[Raw records]
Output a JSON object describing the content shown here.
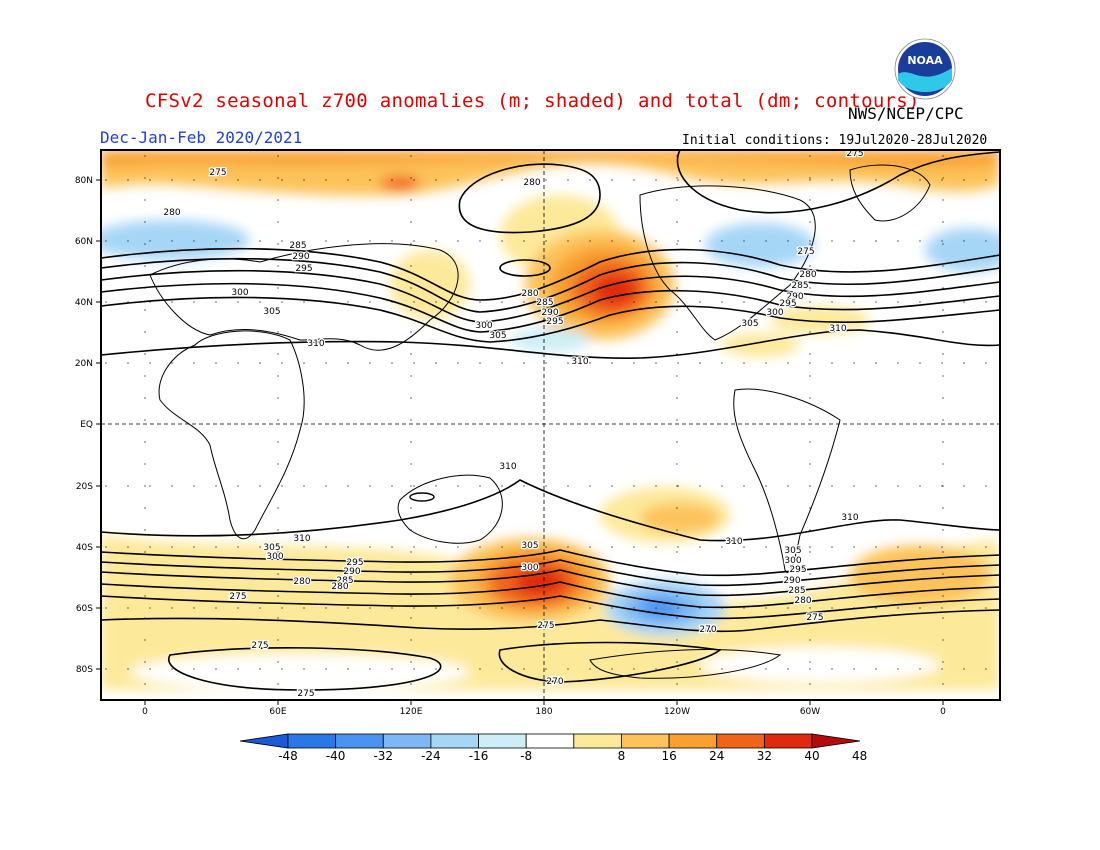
{
  "title": "CFSv2 seasonal z700 anomalies (m; shaded) and total (dm; contours)",
  "period": "Dec-Jan-Feb 2020/2021",
  "agency": "NWS/NCEP/CPC",
  "initial_conditions": "Initial conditions: 19Jul2020-28Jul2020",
  "logo_text": "NOAA",
  "map": {
    "lat_labels": [
      "80N",
      "60N",
      "40N",
      "20N",
      "EQ",
      "20S",
      "40S",
      "60S",
      "80S"
    ],
    "lon_labels": [
      "0",
      "60E",
      "120E",
      "180",
      "120W",
      "60W",
      "0"
    ]
  },
  "contour_labels": [
    "275",
    "280",
    "285",
    "290",
    "295",
    "300",
    "305",
    "310",
    "270"
  ],
  "colorbar": {
    "ticks": [
      "-48",
      "-40",
      "-32",
      "-24",
      "-16",
      "-8",
      "8",
      "16",
      "24",
      "32",
      "40",
      "48"
    ],
    "colors": [
      "#1a5ad8",
      "#2a78e8",
      "#4a94f0",
      "#7eb8f4",
      "#a6d6f6",
      "#cdeef6",
      "#ffffff",
      "#fde99a",
      "#fcc35a",
      "#f9a030",
      "#f0641a",
      "#e02a10",
      "#b40a0a"
    ]
  }
}
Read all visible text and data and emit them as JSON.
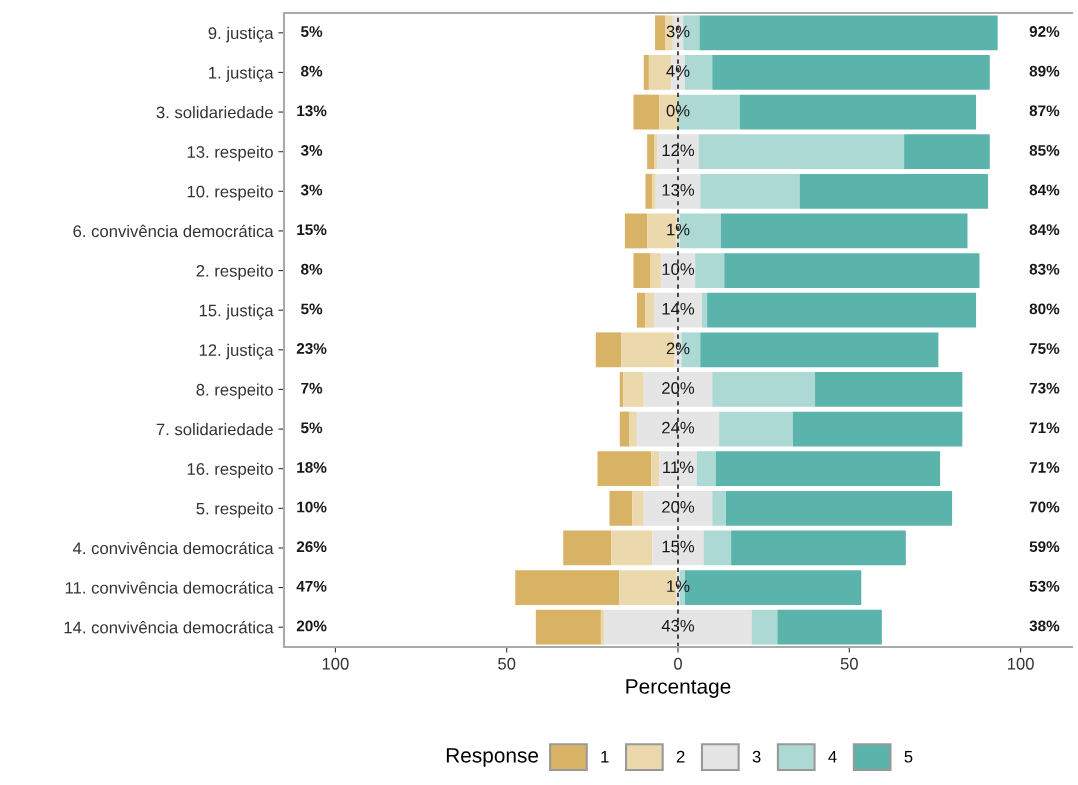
{
  "chart_data": {
    "type": "bar",
    "orientation": "horizontal",
    "xlabel": "Percentage",
    "legend_title": "Response",
    "legend": "bottom",
    "categories": [
      "9. justiça",
      "1. justiça",
      "3. solidariedade",
      "13. respeito",
      "10. respeito",
      "6. convivência democrática",
      "2. respeito",
      "15. justiça",
      "12. justiça",
      "8. respeito",
      "7. solidariedade",
      "16. respeito",
      "5. respeito",
      "4. convivência democrática",
      "11. convivência democrática",
      "14. convivência democrática"
    ],
    "series": [
      {
        "name": "1",
        "color": "#d8b365",
        "values": [
          2.9,
          1.5,
          7.5,
          2,
          2,
          6.5,
          5,
          2.5,
          7.5,
          1,
          2.7,
          15.7,
          6.7,
          14,
          30.4,
          19
        ],
        "base": [
          -6.7,
          -10,
          -13,
          -9,
          -9.5,
          -15.5,
          -13,
          -12,
          -24,
          -17,
          -17,
          -23.5,
          -20,
          -33.5,
          -47.5,
          -41.5
        ]
      },
      {
        "name": "2",
        "color": "#ebd9ad",
        "values": [
          2.3,
          6.5,
          5.5,
          1,
          1,
          8.5,
          3,
          2.5,
          15.5,
          6,
          2.3,
          2.3,
          3.3,
          12,
          16.6,
          1
        ],
        "base": [
          -3.8,
          -8.5,
          -5.5,
          -7,
          -7.5,
          -9,
          -8,
          -9.5,
          -16.5,
          -16,
          -14.3,
          -7.8,
          -13.3,
          -19.5,
          -17.1,
          -22.5
        ]
      },
      {
        "name": "3",
        "color": "#e5e5e5",
        "values": [
          3,
          4,
          0,
          12,
          13,
          1,
          10,
          14,
          2,
          20,
          24,
          11,
          20,
          15,
          1,
          43
        ],
        "base": [
          -1.5,
          -2,
          null,
          -6,
          -6.5,
          -0.5,
          -5,
          -7,
          -1,
          -10,
          -12,
          -5.5,
          -10,
          -7.5,
          -0.5,
          -21.5
        ],
        "value_labels": [
          "3%",
          "4%",
          "0%",
          "12%",
          "13%",
          "1%",
          "10%",
          "14%",
          "2%",
          "20%",
          "24%",
          "11%",
          "20%",
          "15%",
          "1%",
          "43%"
        ]
      },
      {
        "name": "4",
        "color": "#add9d5",
        "values": [
          4.8,
          8,
          18,
          60,
          29,
          12,
          8.5,
          1.5,
          5.5,
          30,
          21.5,
          5.5,
          4,
          8,
          1.5,
          7.5
        ],
        "base": [
          1.5,
          2,
          0,
          6,
          6.5,
          0.5,
          5,
          7,
          1,
          10,
          12,
          5.5,
          10,
          7.5,
          0.5,
          21.5
        ]
      },
      {
        "name": "5",
        "color": "#5ab4ac",
        "values": [
          87,
          81,
          69,
          25,
          55,
          72,
          74.5,
          78.5,
          69.5,
          43,
          49.5,
          65.5,
          66,
          51,
          51.5,
          30.5
        ],
        "base": [
          6.3,
          10,
          18,
          66,
          35.5,
          12.5,
          13.5,
          8.5,
          6.5,
          40,
          33.5,
          11,
          14,
          15.5,
          2,
          29
        ]
      }
    ],
    "xlim": [
      -115,
      115
    ],
    "xticks": [
      {
        "value": -100,
        "label": "100"
      },
      {
        "value": -50,
        "label": "50"
      },
      0,
      50,
      100
    ],
    "ref_lines": [
      {
        "axis": "x",
        "value": 0,
        "color": "#000000",
        "line_style": "dashed"
      }
    ],
    "annotations": [
      "5%",
      "8%",
      "13%",
      "3%",
      "3%",
      "15%",
      "8%",
      "5%",
      "23%",
      "7%",
      "5%",
      "18%",
      "10%",
      "26%",
      "47%",
      "20%",
      "92%",
      "89%",
      "87%",
      "85%",
      "84%",
      "84%",
      "83%",
      "80%",
      "75%",
      "73%",
      "71%",
      "71%",
      "70%",
      "59%",
      "53%",
      "38%"
    ]
  }
}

- [Required work]: Transcribe each entry above exactly, apart from the pictures.

- [Task output]:
Output a JSON object describing the content shown here.
{
  "title": "CFSv2 seasonal z700 anomalies (m; shaded) and total (dm; contours)",
  "period": "Dec-Jan-Feb 2020/2021",
  "agency": "NWS/NCEP/CPC",
  "initial_conditions": "Initial conditions: 19Jul2020-28Jul2020",
  "logo_text": "NOAA",
  "map": {
    "lat_labels": [
      "80N",
      "60N",
      "40N",
      "20N",
      "EQ",
      "20S",
      "40S",
      "60S",
      "80S"
    ],
    "lon_labels": [
      "0",
      "60E",
      "120E",
      "180",
      "120W",
      "60W",
      "0"
    ]
  },
  "contour_labels": [
    "275",
    "280",
    "285",
    "290",
    "295",
    "300",
    "305",
    "310",
    "270"
  ],
  "colorbar": {
    "ticks": [
      "-48",
      "-40",
      "-32",
      "-24",
      "-16",
      "-8",
      "8",
      "16",
      "24",
      "32",
      "40",
      "48"
    ],
    "colors": [
      "#1a5ad8",
      "#2a78e8",
      "#4a94f0",
      "#7eb8f4",
      "#a6d6f6",
      "#cdeef6",
      "#ffffff",
      "#fde99a",
      "#fcc35a",
      "#f9a030",
      "#f0641a",
      "#e02a10",
      "#b40a0a"
    ]
  }
}
Read all visible text and data and emit them as JSON.
{
  "chart_data": {
    "type": "bar",
    "orientation": "horizontal",
    "xlabel": "Percentage",
    "legend_title": "Response",
    "legend": "bottom",
    "categories": [
      "9. justiça",
      "1. justiça",
      "3. solidariedade",
      "13. respeito",
      "10. respeito",
      "6. convivência democrática",
      "2. respeito",
      "15. justiça",
      "12. justiça",
      "8. respeito",
      "7. solidariedade",
      "16. respeito",
      "5. respeito",
      "4. convivência democrática",
      "11. convivência democrática",
      "14. convivência democrática"
    ],
    "series": [
      {
        "name": "1",
        "color": "#d8b365",
        "values": [
          2.9,
          1.5,
          7.5,
          2,
          2,
          6.5,
          5,
          2.5,
          7.5,
          1,
          2.7,
          15.7,
          6.7,
          14,
          30.4,
          19
        ],
        "base": [
          -6.7,
          -10,
          -13,
          -9,
          -9.5,
          -15.5,
          -13,
          -12,
          -24,
          -17,
          -17,
          -23.5,
          -20,
          -33.5,
          -47.5,
          -41.5
        ]
      },
      {
        "name": "2",
        "color": "#ebd9ad",
        "values": [
          2.3,
          6.5,
          5.5,
          1,
          1,
          8.5,
          3,
          2.5,
          15.5,
          6,
          2.3,
          2.3,
          3.3,
          12,
          16.6,
          1
        ],
        "base": [
          -3.8,
          -8.5,
          -5.5,
          -7,
          -7.5,
          -9,
          -8,
          -9.5,
          -16.5,
          -16,
          -14.3,
          -7.8,
          -13.3,
          -19.5,
          -17.1,
          -22.5
        ]
      },
      {
        "name": "3",
        "color": "#e5e5e5",
        "values": [
          3,
          4,
          0,
          12,
          13,
          1,
          10,
          14,
          2,
          20,
          24,
          11,
          20,
          15,
          1,
          43
        ],
        "base": [
          -1.5,
          -2,
          null,
          -6,
          -6.5,
          -0.5,
          -5,
          -7,
          -1,
          -10,
          -12,
          -5.5,
          -10,
          -7.5,
          -0.5,
          -21.5
        ],
        "value_labels": [
          "3%",
          "4%",
          "0%",
          "12%",
          "13%",
          "1%",
          "10%",
          "14%",
          "2%",
          "20%",
          "24%",
          "11%",
          "20%",
          "15%",
          "1%",
          "43%"
        ]
      },
      {
        "name": "4",
        "color": "#add9d5",
        "values": [
          4.8,
          8,
          18,
          60,
          29,
          12,
          8.5,
          1.5,
          5.5,
          30,
          21.5,
          5.5,
          4,
          8,
          1.5,
          7.5
        ],
        "base": [
          1.5,
          2,
          0,
          6,
          6.5,
          0.5,
          5,
          7,
          1,
          10,
          12,
          5.5,
          10,
          7.5,
          0.5,
          21.5
        ]
      },
      {
        "name": "5",
        "color": "#5ab4ac",
        "values": [
          87,
          81,
          69,
          25,
          55,
          72,
          74.5,
          78.5,
          69.5,
          43,
          49.5,
          65.5,
          66,
          51,
          51.5,
          30.5
        ],
        "base": [
          6.3,
          10,
          18,
          66,
          35.5,
          12.5,
          13.5,
          8.5,
          6.5,
          40,
          33.5,
          11,
          14,
          15.5,
          2,
          29
        ]
      }
    ],
    "xlim": [
      -115,
      115
    ],
    "xticks": [
      {
        "value": -100,
        "label": "100"
      },
      {
        "value": -50,
        "label": "50"
      },
      0,
      50,
      100
    ],
    "ref_lines": [
      {
        "axis": "x",
        "value": 0,
        "color": "#000000",
        "line_style": "dashed"
      }
    ],
    "annotations": [
      "5%",
      "8%",
      "13%",
      "3%",
      "3%",
      "15%",
      "8%",
      "5%",
      "23%",
      "7%",
      "5%",
      "18%",
      "10%",
      "26%",
      "47%",
      "20%",
      "92%",
      "89%",
      "87%",
      "85%",
      "84%",
      "84%",
      "83%",
      "80%",
      "75%",
      "73%",
      "71%",
      "71%",
      "70%",
      "59%",
      "53%",
      "38%"
    ]
  }
}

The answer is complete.